**The problem**.
Repeat the entries below exactly as they appear, with no pictures.

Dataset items
begin

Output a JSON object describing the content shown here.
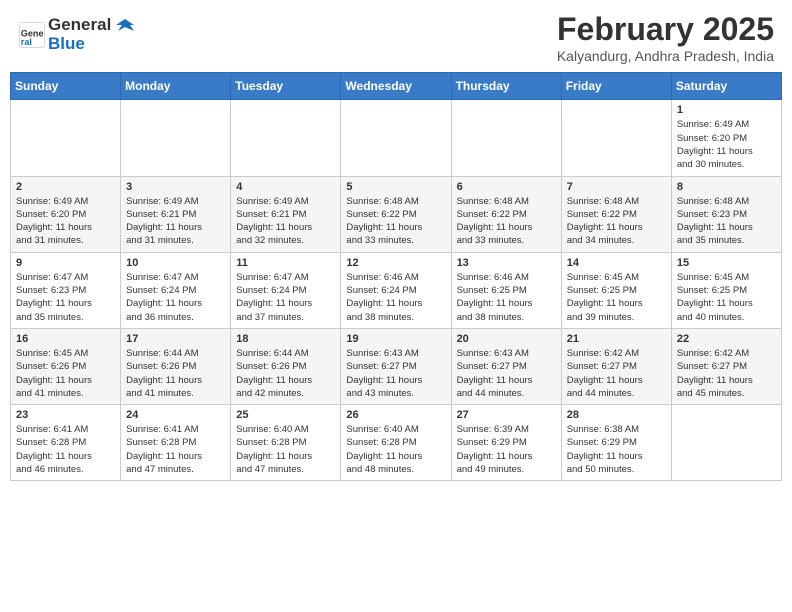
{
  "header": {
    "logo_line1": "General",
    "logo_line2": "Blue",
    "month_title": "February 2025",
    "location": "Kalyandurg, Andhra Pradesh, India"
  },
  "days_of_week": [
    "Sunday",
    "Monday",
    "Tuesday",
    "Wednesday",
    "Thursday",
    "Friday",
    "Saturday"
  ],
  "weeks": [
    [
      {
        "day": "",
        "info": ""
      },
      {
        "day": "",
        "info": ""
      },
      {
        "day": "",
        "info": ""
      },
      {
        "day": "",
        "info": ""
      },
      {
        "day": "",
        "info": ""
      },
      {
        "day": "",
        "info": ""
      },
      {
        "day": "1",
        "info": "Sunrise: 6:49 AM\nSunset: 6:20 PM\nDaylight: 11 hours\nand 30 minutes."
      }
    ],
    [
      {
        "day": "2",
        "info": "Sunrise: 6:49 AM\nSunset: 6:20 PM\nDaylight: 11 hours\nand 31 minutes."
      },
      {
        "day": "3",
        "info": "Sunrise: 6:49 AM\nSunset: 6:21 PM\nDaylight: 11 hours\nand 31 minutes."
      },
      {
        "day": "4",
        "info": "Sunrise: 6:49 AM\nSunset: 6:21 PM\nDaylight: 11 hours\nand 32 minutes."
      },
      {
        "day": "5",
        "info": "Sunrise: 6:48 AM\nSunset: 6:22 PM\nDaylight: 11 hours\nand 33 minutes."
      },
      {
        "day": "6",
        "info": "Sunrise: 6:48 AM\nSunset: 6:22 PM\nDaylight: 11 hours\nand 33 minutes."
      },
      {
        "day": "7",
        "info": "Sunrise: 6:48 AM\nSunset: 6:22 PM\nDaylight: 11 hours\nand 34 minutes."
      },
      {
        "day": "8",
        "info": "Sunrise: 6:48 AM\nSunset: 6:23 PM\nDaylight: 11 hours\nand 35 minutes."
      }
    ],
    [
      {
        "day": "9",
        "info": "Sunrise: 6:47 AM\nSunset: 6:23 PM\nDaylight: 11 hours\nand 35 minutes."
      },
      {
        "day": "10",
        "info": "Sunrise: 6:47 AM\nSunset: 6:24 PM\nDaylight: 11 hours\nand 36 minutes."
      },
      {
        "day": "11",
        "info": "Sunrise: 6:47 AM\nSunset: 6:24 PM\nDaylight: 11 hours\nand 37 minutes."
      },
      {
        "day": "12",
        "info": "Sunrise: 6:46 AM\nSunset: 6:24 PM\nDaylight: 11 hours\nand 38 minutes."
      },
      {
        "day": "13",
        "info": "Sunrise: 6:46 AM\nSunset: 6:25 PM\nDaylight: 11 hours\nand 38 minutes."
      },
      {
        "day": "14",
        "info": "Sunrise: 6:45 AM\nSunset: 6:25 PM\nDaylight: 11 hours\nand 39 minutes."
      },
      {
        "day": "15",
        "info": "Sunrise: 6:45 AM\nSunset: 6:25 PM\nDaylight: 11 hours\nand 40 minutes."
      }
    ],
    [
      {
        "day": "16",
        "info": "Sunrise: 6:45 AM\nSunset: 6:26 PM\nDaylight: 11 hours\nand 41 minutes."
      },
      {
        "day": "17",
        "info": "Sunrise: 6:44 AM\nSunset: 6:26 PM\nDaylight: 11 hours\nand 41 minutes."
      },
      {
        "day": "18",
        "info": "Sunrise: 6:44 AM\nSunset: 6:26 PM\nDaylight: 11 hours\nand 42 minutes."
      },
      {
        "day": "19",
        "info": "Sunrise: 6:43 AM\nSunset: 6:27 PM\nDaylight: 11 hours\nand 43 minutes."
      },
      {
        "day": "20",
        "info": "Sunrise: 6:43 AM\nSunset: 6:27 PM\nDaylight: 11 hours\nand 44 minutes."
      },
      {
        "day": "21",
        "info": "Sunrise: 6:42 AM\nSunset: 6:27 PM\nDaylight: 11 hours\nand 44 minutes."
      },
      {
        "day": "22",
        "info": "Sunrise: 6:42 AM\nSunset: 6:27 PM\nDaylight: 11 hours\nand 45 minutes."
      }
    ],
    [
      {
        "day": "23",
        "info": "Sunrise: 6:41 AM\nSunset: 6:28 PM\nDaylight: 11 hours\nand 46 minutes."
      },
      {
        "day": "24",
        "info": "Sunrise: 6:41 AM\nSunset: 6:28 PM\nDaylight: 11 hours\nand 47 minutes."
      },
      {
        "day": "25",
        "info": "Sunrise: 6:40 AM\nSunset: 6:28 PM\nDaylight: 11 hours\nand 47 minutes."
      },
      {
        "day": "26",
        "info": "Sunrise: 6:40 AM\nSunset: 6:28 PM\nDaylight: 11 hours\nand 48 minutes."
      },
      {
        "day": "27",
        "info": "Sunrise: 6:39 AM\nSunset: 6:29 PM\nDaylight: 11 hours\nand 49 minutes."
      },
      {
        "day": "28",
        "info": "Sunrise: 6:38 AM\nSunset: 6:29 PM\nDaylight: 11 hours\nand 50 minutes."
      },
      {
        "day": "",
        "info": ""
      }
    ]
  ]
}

end

**Result below**.
Output a JSON object describing the content shown here.
{
  "header": {
    "logo_line1": "General",
    "logo_line2": "Blue",
    "month_title": "February 2025",
    "location": "Kalyandurg, Andhra Pradesh, India"
  },
  "days_of_week": [
    "Sunday",
    "Monday",
    "Tuesday",
    "Wednesday",
    "Thursday",
    "Friday",
    "Saturday"
  ],
  "weeks": [
    [
      {
        "day": "",
        "info": ""
      },
      {
        "day": "",
        "info": ""
      },
      {
        "day": "",
        "info": ""
      },
      {
        "day": "",
        "info": ""
      },
      {
        "day": "",
        "info": ""
      },
      {
        "day": "",
        "info": ""
      },
      {
        "day": "1",
        "info": "Sunrise: 6:49 AM\nSunset: 6:20 PM\nDaylight: 11 hours\nand 30 minutes."
      }
    ],
    [
      {
        "day": "2",
        "info": "Sunrise: 6:49 AM\nSunset: 6:20 PM\nDaylight: 11 hours\nand 31 minutes."
      },
      {
        "day": "3",
        "info": "Sunrise: 6:49 AM\nSunset: 6:21 PM\nDaylight: 11 hours\nand 31 minutes."
      },
      {
        "day": "4",
        "info": "Sunrise: 6:49 AM\nSunset: 6:21 PM\nDaylight: 11 hours\nand 32 minutes."
      },
      {
        "day": "5",
        "info": "Sunrise: 6:48 AM\nSunset: 6:22 PM\nDaylight: 11 hours\nand 33 minutes."
      },
      {
        "day": "6",
        "info": "Sunrise: 6:48 AM\nSunset: 6:22 PM\nDaylight: 11 hours\nand 33 minutes."
      },
      {
        "day": "7",
        "info": "Sunrise: 6:48 AM\nSunset: 6:22 PM\nDaylight: 11 hours\nand 34 minutes."
      },
      {
        "day": "8",
        "info": "Sunrise: 6:48 AM\nSunset: 6:23 PM\nDaylight: 11 hours\nand 35 minutes."
      }
    ],
    [
      {
        "day": "9",
        "info": "Sunrise: 6:47 AM\nSunset: 6:23 PM\nDaylight: 11 hours\nand 35 minutes."
      },
      {
        "day": "10",
        "info": "Sunrise: 6:47 AM\nSunset: 6:24 PM\nDaylight: 11 hours\nand 36 minutes."
      },
      {
        "day": "11",
        "info": "Sunrise: 6:47 AM\nSunset: 6:24 PM\nDaylight: 11 hours\nand 37 minutes."
      },
      {
        "day": "12",
        "info": "Sunrise: 6:46 AM\nSunset: 6:24 PM\nDaylight: 11 hours\nand 38 minutes."
      },
      {
        "day": "13",
        "info": "Sunrise: 6:46 AM\nSunset: 6:25 PM\nDaylight: 11 hours\nand 38 minutes."
      },
      {
        "day": "14",
        "info": "Sunrise: 6:45 AM\nSunset: 6:25 PM\nDaylight: 11 hours\nand 39 minutes."
      },
      {
        "day": "15",
        "info": "Sunrise: 6:45 AM\nSunset: 6:25 PM\nDaylight: 11 hours\nand 40 minutes."
      }
    ],
    [
      {
        "day": "16",
        "info": "Sunrise: 6:45 AM\nSunset: 6:26 PM\nDaylight: 11 hours\nand 41 minutes."
      },
      {
        "day": "17",
        "info": "Sunrise: 6:44 AM\nSunset: 6:26 PM\nDaylight: 11 hours\nand 41 minutes."
      },
      {
        "day": "18",
        "info": "Sunrise: 6:44 AM\nSunset: 6:26 PM\nDaylight: 11 hours\nand 42 minutes."
      },
      {
        "day": "19",
        "info": "Sunrise: 6:43 AM\nSunset: 6:27 PM\nDaylight: 11 hours\nand 43 minutes."
      },
      {
        "day": "20",
        "info": "Sunrise: 6:43 AM\nSunset: 6:27 PM\nDaylight: 11 hours\nand 44 minutes."
      },
      {
        "day": "21",
        "info": "Sunrise: 6:42 AM\nSunset: 6:27 PM\nDaylight: 11 hours\nand 44 minutes."
      },
      {
        "day": "22",
        "info": "Sunrise: 6:42 AM\nSunset: 6:27 PM\nDaylight: 11 hours\nand 45 minutes."
      }
    ],
    [
      {
        "day": "23",
        "info": "Sunrise: 6:41 AM\nSunset: 6:28 PM\nDaylight: 11 hours\nand 46 minutes."
      },
      {
        "day": "24",
        "info": "Sunrise: 6:41 AM\nSunset: 6:28 PM\nDaylight: 11 hours\nand 47 minutes."
      },
      {
        "day": "25",
        "info": "Sunrise: 6:40 AM\nSunset: 6:28 PM\nDaylight: 11 hours\nand 47 minutes."
      },
      {
        "day": "26",
        "info": "Sunrise: 6:40 AM\nSunset: 6:28 PM\nDaylight: 11 hours\nand 48 minutes."
      },
      {
        "day": "27",
        "info": "Sunrise: 6:39 AM\nSunset: 6:29 PM\nDaylight: 11 hours\nand 49 minutes."
      },
      {
        "day": "28",
        "info": "Sunrise: 6:38 AM\nSunset: 6:29 PM\nDaylight: 11 hours\nand 50 minutes."
      },
      {
        "day": "",
        "info": ""
      }
    ]
  ]
}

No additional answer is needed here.